Where does the string "ridică" appear in the records? Copy every line that contains it.

[BEGIN Provided data]

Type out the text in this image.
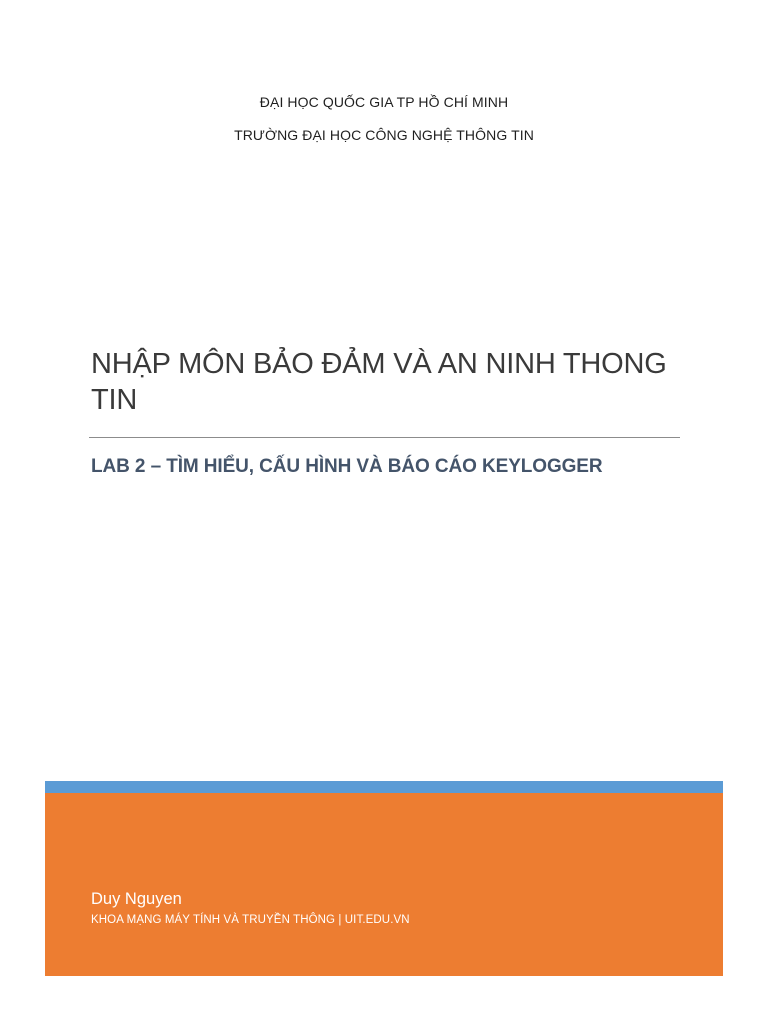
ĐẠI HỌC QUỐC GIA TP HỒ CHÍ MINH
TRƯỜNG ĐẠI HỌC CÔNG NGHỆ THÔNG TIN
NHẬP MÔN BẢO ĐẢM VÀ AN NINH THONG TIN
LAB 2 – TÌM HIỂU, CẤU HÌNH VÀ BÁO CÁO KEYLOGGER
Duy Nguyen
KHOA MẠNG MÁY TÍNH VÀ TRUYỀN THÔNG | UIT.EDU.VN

[END Provided data]
[BEGIN Provided data]

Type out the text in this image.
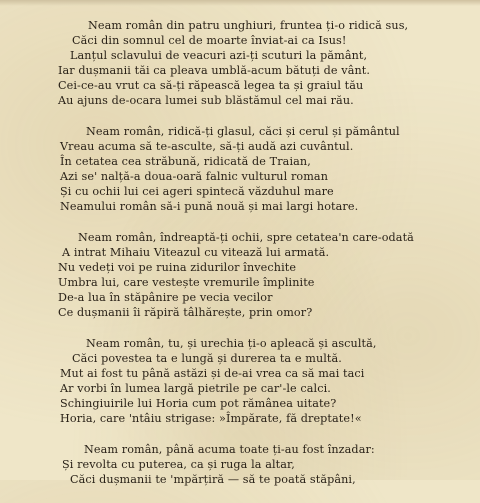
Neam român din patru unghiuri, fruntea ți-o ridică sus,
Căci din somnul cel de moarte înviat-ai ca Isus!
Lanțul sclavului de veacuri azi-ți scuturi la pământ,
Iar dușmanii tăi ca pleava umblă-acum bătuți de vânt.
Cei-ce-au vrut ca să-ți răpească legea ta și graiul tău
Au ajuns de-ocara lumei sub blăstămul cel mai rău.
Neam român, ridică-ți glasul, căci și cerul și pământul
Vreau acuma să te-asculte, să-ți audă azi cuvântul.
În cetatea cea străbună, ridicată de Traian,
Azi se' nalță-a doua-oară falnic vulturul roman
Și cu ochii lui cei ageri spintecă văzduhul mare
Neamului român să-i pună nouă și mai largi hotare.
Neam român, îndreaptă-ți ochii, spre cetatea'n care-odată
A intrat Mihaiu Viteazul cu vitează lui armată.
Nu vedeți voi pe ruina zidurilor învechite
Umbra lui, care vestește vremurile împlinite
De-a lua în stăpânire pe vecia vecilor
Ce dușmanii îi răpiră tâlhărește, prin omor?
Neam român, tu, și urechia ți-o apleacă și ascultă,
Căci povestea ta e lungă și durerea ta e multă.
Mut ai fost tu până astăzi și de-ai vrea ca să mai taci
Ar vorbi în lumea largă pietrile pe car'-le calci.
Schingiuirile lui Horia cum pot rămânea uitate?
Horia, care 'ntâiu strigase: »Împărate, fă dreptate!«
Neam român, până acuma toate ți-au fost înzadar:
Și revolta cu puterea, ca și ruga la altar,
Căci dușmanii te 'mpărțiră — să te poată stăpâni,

[END Provided data]
[BEGIN Provided data]

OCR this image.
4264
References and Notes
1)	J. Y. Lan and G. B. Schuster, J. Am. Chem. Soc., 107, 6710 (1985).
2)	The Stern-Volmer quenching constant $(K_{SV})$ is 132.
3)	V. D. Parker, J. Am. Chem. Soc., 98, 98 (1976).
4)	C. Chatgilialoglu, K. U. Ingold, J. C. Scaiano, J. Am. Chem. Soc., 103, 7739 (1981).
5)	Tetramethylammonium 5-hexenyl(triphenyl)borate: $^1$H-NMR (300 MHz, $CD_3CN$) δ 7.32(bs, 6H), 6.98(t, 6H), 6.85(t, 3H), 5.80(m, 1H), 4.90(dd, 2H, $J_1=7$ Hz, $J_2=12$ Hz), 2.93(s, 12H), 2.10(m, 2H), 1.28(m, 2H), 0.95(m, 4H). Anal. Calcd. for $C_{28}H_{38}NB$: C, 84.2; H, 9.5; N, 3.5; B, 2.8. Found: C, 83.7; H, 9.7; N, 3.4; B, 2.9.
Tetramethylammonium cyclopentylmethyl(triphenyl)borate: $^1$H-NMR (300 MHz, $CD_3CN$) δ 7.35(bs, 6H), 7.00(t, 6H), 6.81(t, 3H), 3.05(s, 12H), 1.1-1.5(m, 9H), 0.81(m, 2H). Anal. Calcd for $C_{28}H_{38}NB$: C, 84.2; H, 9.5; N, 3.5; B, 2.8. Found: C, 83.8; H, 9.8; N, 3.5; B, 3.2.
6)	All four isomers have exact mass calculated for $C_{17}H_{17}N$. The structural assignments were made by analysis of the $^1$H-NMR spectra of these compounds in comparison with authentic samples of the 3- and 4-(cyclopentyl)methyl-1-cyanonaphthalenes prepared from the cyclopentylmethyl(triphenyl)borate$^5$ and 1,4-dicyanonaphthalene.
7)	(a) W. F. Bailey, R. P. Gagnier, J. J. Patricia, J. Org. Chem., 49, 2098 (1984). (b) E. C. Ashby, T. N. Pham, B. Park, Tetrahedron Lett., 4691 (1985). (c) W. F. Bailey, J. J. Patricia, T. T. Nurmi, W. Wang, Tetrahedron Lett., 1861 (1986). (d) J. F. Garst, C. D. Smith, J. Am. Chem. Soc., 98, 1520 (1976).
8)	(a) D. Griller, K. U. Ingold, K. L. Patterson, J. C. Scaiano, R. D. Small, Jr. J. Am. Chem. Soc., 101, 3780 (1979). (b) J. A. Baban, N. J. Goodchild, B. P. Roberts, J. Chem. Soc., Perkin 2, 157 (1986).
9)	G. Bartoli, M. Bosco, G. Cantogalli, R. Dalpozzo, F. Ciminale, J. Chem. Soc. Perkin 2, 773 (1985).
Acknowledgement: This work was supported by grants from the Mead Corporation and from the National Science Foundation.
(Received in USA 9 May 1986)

[END Provided data]

_Expected answer_:
Neam român din patru unghiuri, fruntea ți-o ridică sus,
Neam român, ridică-ți glasul, căci și cerul și pământul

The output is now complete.